#### Directions for this task:
From the entries below, copy every line that holds the word "ylabel".

#### Given data:
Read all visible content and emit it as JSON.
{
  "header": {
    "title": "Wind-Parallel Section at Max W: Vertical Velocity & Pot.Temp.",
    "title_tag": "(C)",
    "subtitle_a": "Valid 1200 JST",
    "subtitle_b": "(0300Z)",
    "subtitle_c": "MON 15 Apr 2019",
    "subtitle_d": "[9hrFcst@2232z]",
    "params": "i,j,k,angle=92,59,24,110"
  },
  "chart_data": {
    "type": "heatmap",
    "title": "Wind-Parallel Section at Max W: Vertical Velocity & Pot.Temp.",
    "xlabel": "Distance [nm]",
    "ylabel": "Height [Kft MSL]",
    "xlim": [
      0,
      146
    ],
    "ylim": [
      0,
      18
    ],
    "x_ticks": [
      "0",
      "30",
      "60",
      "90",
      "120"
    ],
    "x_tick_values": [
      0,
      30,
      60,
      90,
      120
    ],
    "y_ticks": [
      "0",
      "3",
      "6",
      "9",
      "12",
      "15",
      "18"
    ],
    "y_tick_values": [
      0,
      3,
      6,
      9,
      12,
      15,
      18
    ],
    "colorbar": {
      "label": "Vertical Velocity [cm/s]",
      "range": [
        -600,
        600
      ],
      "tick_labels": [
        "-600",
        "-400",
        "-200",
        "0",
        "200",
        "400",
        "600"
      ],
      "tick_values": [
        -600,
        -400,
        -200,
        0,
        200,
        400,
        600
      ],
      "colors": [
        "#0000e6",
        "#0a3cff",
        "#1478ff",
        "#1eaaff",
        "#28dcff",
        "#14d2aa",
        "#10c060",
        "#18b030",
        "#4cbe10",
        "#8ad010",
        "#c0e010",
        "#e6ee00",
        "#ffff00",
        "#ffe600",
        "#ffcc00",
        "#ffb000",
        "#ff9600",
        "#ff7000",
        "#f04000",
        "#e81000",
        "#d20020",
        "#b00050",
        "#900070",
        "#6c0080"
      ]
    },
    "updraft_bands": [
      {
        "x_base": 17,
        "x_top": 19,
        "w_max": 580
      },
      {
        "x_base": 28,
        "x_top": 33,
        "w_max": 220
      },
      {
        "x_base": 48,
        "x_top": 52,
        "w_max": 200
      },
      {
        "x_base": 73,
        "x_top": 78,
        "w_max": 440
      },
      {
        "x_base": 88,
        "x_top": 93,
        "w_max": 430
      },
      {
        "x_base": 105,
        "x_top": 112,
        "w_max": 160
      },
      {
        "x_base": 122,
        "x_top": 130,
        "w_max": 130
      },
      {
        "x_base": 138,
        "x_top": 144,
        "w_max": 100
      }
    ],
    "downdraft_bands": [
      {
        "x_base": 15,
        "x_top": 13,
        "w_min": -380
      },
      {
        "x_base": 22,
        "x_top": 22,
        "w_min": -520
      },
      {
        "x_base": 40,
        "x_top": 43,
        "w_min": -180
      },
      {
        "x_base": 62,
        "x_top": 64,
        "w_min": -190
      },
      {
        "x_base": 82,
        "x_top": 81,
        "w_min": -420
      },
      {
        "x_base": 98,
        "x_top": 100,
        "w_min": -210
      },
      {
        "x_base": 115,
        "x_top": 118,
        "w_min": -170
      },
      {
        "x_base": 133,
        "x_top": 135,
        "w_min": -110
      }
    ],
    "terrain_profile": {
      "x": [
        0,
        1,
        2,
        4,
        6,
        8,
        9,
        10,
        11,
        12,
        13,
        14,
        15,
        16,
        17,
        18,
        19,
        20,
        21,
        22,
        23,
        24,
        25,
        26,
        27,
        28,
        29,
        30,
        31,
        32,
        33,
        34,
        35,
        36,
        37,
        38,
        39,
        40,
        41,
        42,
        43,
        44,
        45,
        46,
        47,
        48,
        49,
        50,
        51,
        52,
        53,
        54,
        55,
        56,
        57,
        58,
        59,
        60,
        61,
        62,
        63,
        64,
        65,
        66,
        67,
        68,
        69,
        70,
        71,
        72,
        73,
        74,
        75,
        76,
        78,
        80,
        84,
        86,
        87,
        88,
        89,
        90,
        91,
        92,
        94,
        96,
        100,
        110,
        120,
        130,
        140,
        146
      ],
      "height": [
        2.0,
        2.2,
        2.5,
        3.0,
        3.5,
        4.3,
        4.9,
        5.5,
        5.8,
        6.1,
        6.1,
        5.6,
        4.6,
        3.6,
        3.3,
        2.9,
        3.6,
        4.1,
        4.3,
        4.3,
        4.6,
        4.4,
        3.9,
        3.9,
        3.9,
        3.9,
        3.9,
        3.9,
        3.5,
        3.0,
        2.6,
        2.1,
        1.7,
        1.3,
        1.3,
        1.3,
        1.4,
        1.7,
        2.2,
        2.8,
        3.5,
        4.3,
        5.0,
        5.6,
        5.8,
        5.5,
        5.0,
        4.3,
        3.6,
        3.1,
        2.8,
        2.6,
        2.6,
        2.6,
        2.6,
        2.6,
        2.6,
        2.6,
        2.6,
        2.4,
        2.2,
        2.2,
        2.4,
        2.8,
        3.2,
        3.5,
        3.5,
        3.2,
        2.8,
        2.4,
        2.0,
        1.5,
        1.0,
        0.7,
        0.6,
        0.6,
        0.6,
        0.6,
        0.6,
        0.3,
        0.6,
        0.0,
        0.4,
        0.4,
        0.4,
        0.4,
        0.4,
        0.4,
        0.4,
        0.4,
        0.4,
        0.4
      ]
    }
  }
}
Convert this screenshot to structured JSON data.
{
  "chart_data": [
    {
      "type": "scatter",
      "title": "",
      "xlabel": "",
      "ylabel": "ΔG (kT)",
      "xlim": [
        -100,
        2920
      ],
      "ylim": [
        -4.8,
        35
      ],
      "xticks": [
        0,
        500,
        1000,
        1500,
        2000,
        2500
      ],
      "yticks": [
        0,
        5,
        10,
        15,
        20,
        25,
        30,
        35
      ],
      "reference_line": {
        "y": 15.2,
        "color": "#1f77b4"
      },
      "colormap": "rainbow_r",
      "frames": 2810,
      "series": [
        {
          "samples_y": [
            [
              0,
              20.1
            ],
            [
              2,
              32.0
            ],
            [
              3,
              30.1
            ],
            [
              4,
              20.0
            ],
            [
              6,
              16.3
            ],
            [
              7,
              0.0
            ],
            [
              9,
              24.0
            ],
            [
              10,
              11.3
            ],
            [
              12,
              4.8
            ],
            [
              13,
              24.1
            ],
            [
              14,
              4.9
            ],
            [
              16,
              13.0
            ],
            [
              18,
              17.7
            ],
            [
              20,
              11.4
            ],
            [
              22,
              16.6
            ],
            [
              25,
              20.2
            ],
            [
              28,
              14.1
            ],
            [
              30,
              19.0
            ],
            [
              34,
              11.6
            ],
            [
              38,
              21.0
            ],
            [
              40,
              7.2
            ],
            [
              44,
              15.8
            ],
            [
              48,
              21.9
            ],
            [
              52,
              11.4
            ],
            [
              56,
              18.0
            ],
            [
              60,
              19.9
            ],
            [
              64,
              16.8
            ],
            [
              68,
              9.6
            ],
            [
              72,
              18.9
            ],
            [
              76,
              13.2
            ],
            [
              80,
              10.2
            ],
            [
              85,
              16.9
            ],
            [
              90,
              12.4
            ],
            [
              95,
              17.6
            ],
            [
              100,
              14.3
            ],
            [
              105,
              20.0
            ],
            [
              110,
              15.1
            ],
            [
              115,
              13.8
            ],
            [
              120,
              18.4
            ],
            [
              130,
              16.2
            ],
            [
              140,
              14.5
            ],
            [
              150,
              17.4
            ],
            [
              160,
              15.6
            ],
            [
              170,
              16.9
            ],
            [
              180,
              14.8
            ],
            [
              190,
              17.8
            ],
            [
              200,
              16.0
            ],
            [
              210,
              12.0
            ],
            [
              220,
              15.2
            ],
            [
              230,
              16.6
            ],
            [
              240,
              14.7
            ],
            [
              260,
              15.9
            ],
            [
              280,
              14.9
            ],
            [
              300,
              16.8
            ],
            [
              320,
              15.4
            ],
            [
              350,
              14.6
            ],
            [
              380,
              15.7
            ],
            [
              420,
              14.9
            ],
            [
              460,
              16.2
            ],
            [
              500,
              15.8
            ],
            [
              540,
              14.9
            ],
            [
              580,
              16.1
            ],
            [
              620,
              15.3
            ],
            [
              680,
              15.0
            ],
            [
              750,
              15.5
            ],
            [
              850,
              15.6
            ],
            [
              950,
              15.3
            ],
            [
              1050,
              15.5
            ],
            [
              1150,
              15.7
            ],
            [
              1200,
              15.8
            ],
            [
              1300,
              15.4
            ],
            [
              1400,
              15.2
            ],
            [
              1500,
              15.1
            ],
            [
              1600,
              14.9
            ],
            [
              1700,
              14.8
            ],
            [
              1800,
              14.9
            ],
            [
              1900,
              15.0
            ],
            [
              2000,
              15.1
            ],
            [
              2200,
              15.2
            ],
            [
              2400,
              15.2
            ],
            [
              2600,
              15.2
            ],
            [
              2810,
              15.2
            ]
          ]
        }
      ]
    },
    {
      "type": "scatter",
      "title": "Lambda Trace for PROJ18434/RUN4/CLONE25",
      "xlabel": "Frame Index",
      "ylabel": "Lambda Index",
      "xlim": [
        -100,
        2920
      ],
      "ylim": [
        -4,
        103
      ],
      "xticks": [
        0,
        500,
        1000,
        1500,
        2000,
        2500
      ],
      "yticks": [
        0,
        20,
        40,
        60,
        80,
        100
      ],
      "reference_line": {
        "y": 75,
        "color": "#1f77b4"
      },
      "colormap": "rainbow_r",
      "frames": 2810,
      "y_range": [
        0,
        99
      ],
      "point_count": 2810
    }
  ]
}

#### Task response:
    "ylabel": "Height [Kft MSL]",
      "ylabel": "ΔG (kT)",
      "ylabel": "Lambda Index",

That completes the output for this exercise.